# EXERCISE DESCRIPTION
Copy out all the records exactly.

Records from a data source
::::::

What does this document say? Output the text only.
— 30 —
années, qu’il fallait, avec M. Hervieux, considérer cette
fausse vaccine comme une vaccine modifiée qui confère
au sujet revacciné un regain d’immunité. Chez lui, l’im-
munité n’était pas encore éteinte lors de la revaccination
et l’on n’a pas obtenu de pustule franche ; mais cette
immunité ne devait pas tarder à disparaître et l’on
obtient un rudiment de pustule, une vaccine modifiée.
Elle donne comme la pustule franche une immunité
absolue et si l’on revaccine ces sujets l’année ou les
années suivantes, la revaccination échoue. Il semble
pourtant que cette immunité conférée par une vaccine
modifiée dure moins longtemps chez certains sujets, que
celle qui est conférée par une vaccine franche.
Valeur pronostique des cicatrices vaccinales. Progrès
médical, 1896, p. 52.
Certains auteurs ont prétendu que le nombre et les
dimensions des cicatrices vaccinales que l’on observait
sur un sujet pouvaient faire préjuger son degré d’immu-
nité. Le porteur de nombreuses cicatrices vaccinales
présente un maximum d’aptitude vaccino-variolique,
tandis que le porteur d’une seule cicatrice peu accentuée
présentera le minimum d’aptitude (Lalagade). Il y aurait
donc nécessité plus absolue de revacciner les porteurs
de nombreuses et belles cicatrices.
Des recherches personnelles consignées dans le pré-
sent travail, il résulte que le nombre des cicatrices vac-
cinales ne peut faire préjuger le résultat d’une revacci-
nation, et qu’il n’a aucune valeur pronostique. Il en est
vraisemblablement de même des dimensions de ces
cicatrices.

::::::

# RESPONSE TO THE TASK
What does this document say? Output the text only.
— 30 —
années, qu’il fallait, avec M. Hervieux, considérer cette
fausse vaccine comme une vaccine modifiée qui confère
au sujet revacciné un regain d’immunité. Chez lui, l’im-
munité n’était pas encore éteinte lors de la revaccination
et l’on n’a pas obtenu de pustule franche ; mais cette
immunité ne devait pas tarder à disparaître et l’on
obtient un rudiment de pustule, une vaccine modifiée.
Elle donne comme la pustule franche une immunité
absolue et si l’on revaccine ces sujets l’année ou les
années suivantes, la revaccination échoue. Il semble
pourtant que cette immunité conférée par une vaccine
modifiée dure moins longtemps chez certains sujets, que
celle qui est conférée par une vaccine franche.
Valeur pronostique des cicatrices vaccinales. Progrès
médical, 1896, p. 52.
Certains auteurs ont prétendu que le nombre et les
dimensions des cicatrices vaccinales que l’on observait
sur un sujet pouvaient faire préjuger son degré d’immu-
nité. Le porteur de nombreuses cicatrices vaccinales
présente un maximum d’aptitude vaccino-variolique,
tandis que le porteur d’une seule cicatrice peu accentuée
présentera le minimum d’aptitude (Lalagade). Il y aurait
donc nécessité plus absolue de revacciner les porteurs
de nombreuses et belles cicatrices.
Des recherches personnelles consignées dans le pré-
sent travail, il résulte que le nombre des cicatrices vac-
cinales ne peut faire préjuger le résultat d’une revacci-
nation, et qu’il n’a aucune valeur pronostique. Il en est
vraisemblablement de même des dimensions de ces
cicatrices.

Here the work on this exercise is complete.